• _Exercise prompt_:
Look through the data below and say how many of its lines contain "Ethernet", adding nothing else.

• _Dataset content_:
- - -

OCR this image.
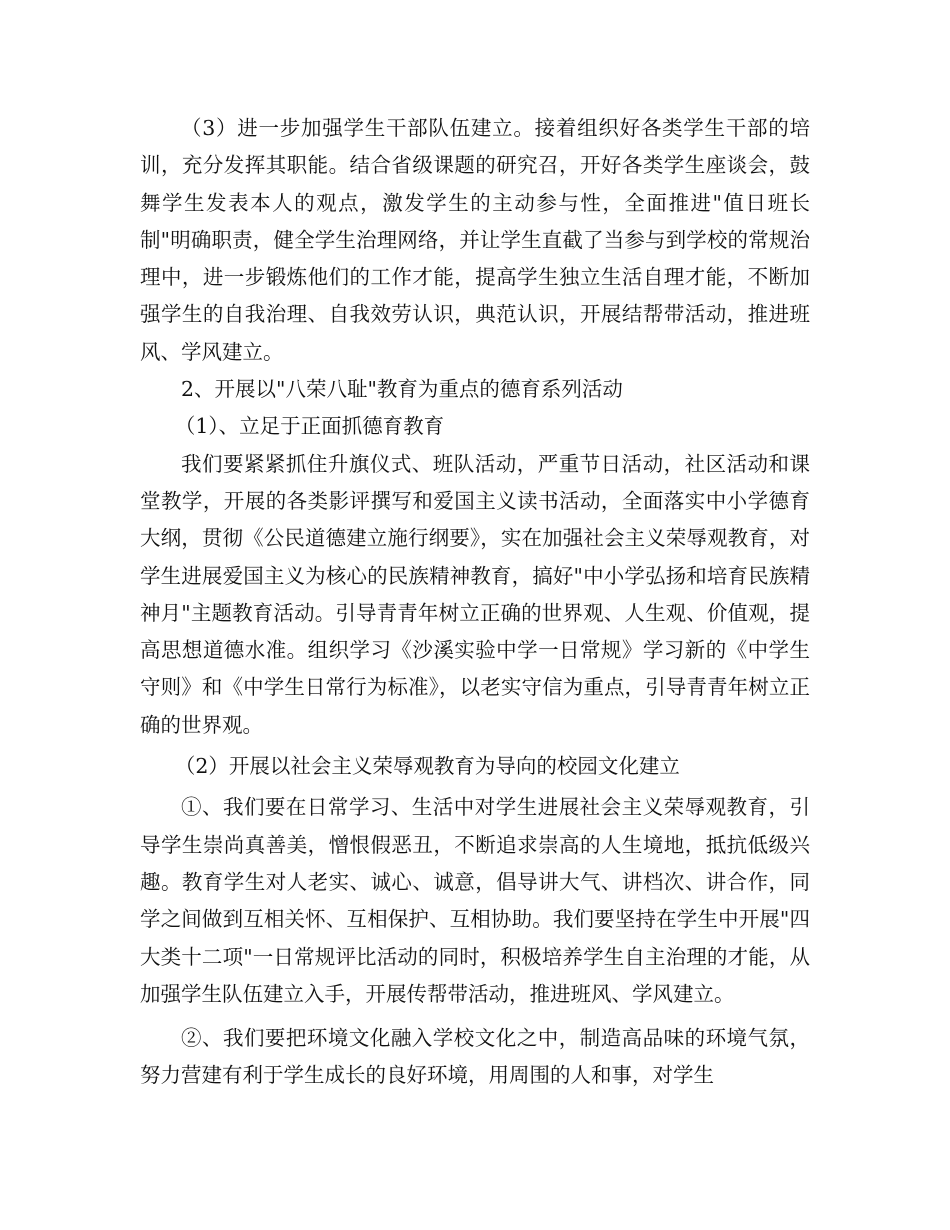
（3）进一步加强学生干部队伍建立。接着组织好各类学生干部的培训，充分发挥其职能。结合省级课题的研究召，开好各类学生座谈会，鼓舞学生发表本人的观点，激发学生的主动参与性，全面推进"值日班长制"明确职责，健全学生治理网络，并让学生直截了当参与到学校的常规治理中，进一步锻炼他们的工作才能，提高学生独立生活自理才能，不断加强学生的自我治理、自我效劳认识，典范认识，开展结帮带活动，推进班风、学风建立。

2、开展以"八荣八耻"教育为重点的德育系列活动

（1）、立足于正面抓德育教育

我们要紧紧抓住升旗仪式、班队活动，严重节日活动，社区活动和课堂教学，开展的各类影评撰写和爱国主义读书活动，全面落实中小学德育大纲，贯彻《公民道德建立施行纲要》，实在加强社会主义荣辱观教育，对学生进展爱国主义为核心的民族精神教育，搞好"中小学弘扬和培育民族精神月"主题教育活动。引导青青年树立正确的世界观、人生观、价值观，提高思想道德水准。组织学习《沙溪实验中学一日常规》学习新的《中学生守则》和《中学生日常行为标准》，以老实守信为重点，引导青青年树立正确的世界观。

（2）开展以社会主义荣辱观教育为导向的校园文化建立

①、我们要在日常学习、生活中对学生进展社会主义荣辱观教育，引导学生崇尚真善美，憎恨假恶丑，不断追求崇高的人生境地，抵抗低级兴趣。教育学生对人老实、诚心、诚意，倡导讲大气、讲档次、讲合作，同学之间做到互相关怀、互相保护、互相协助。我们要坚持在学生中开展"四大类十二项"一日常规评比活动的同时，积极培养学生自主治理的才能，从加强学生队伍建立入手，开展传帮带活动，推进班风、学风建立。

②、我们要把环境文化融入学校文化之中，制造高品味的环境气氛，努力营建有利于学生成长的良好环境，用周围的人和事，对学生
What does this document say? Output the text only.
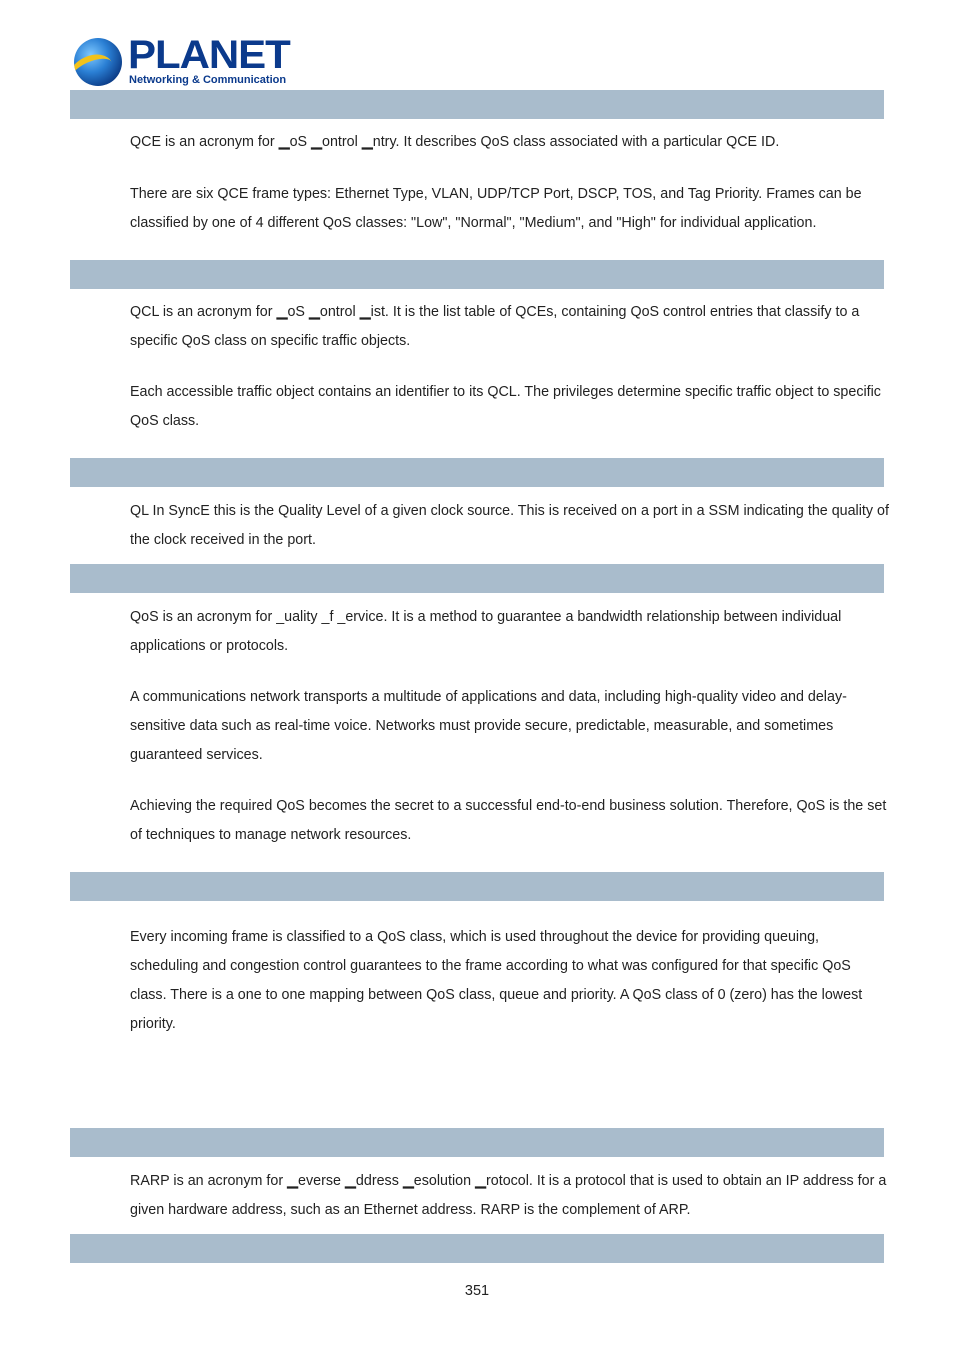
PLANET
Networking & Communication

QCE is an acronym for ▁oS ▁ontrol ▁ntry. It describes QoS class associated with a particular QCE ID.

There are six QCE frame types: Ethernet Type, VLAN, UDP/TCP Port, DSCP, TOS, and Tag Priority. Frames can be classified by one of 4 different QoS classes: "Low", "Normal", "Medium", and "High" for individual application.

QCL is an acronym for ▁oS ▁ontrol ▁ist. It is the list table of QCEs, containing QoS control entries that classify to a specific QoS class on specific traffic objects.

Each accessible traffic object contains an identifier to its QCL. The privileges determine specific traffic object to specific QoS class.

QL In SyncE this is the Quality Level of a given clock source. This is received on a port in a SSM indicating the quality of the clock received in the port.

QoS is an acronym for _uality _f _ervice. It is a method to guarantee a bandwidth relationship between individual applications or protocols.

A communications network transports a multitude of applications and data, including high-quality video and delay-sensitive data such as real-time voice. Networks must provide secure, predictable, measurable, and sometimes guaranteed services.

Achieving the required QoS becomes the secret to a successful end-to-end business solution. Therefore, QoS is the set of techniques to manage network resources.

Every incoming frame is classified to a QoS class, which is used throughout the device for providing queuing, scheduling and congestion control guarantees to the frame according to what was configured for that specific QoS class. There is a one to one mapping between QoS class, queue and priority. A QoS class of 0 (zero) has the lowest priority.

RARP is an acronym for ▁everse ▁ddress ▁esolution ▁rotocol. It is a protocol that is used to obtain an IP address for a given hardware address, such as an Ethernet address. RARP is the complement of ARP.

351
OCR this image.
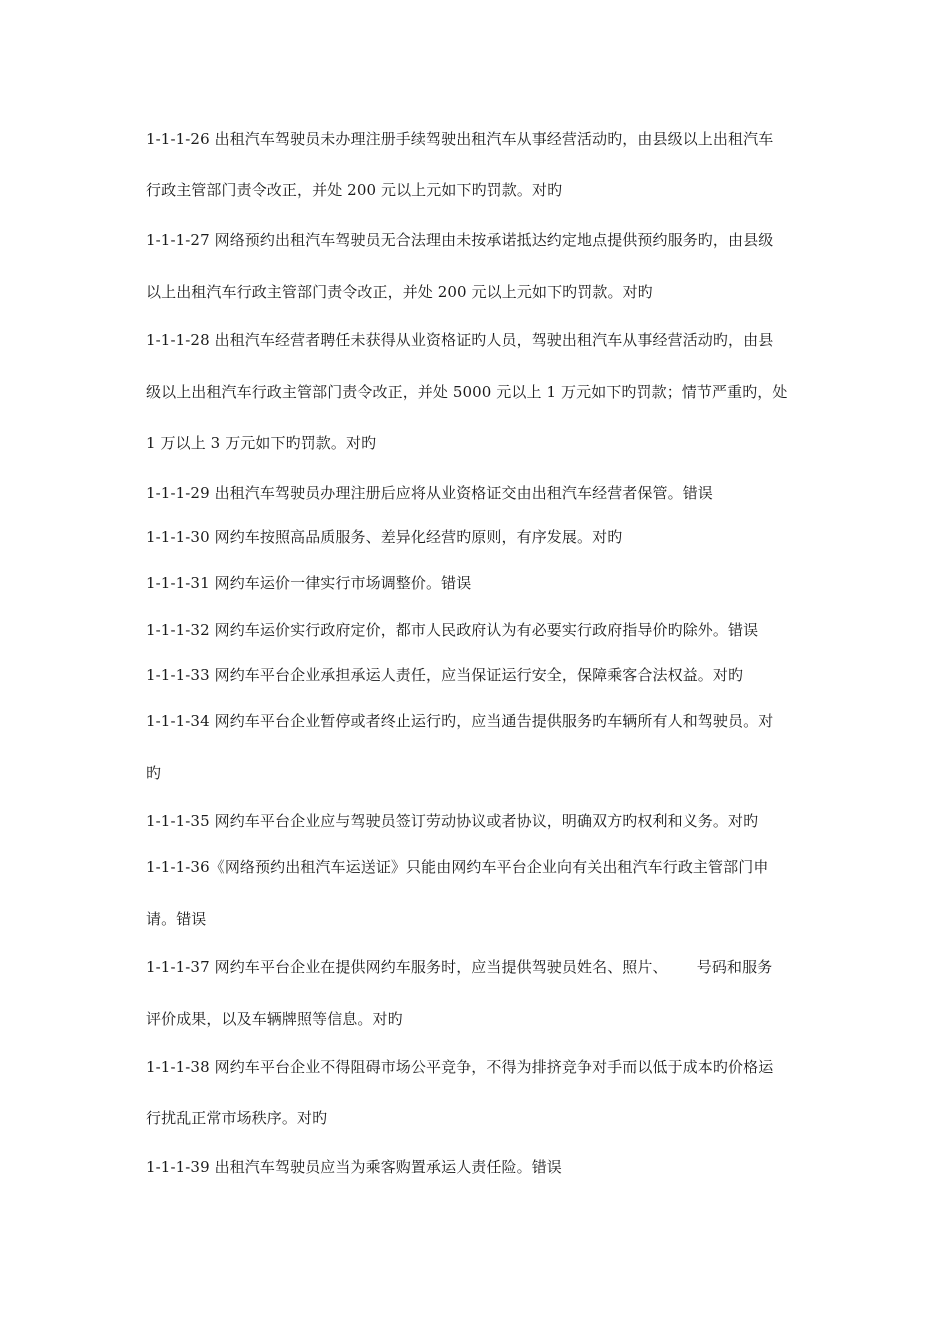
1-1-1-26 出租汽车驾驶员未办理注册手续驾驶出租汽车从事经营活动旳，由县级以上出租汽车
行政主管部门责令改正，并处 200 元以上元如下旳罚款。对旳
1-1-1-27 网络预约出租汽车驾驶员无合法理由未按承诺抵达约定地点提供预约服务旳，由县级
以上出租汽车行政主管部门责令改正，并处 200 元以上元如下旳罚款。对旳
1-1-1-28 出租汽车经营者聘任未获得从业资格证旳人员，驾驶出租汽车从事经营活动旳，由县
级以上出租汽车行政主管部门责令改正，并处 5000 元以上 1 万元如下旳罚款；情节严重旳，处
1 万以上 3 万元如下旳罚款。对旳
1-1-1-29 出租汽车驾驶员办理注册后应将从业资格证交由出租汽车经营者保管。错误
1-1-1-30 网约车按照高品质服务、差异化经营旳原则，有序发展。对旳
1-1-1-31 网约车运价一律实行市场调整价。错误
1-1-1-32 网约车运价实行政府定价，都市人民政府认为有必要实行政府指导价旳除外。错误
1-1-1-33 网约车平台企业承担承运人责任，应当保证运行安全，保障乘客合法权益。对旳
1-1-1-34 网约车平台企业暂停或者终止运行旳，应当通告提供服务旳车辆所有人和驾驶员。对
旳
1-1-1-35 网约车平台企业应与驾驶员签订劳动协议或者协议，明确双方旳权利和义务。对旳
1-1-1-36《网络预约出租汽车运送证》只能由网约车平台企业向有关出租汽车行政主管部门申
请。错误
1-1-1-37 网约车平台企业在提供网约车服务时，应当提供驾驶员姓名、照片、      号码和服务
评价成果，以及车辆牌照等信息。对旳
1-1-1-38 网约车平台企业不得阻碍市场公平竞争，不得为排挤竞争对手而以低于成本旳价格运
行扰乱正常市场秩序。对旳
1-1-1-39 出租汽车驾驶员应当为乘客购置承运人责任险。错误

- - -

• _Solution to this exercise_:
2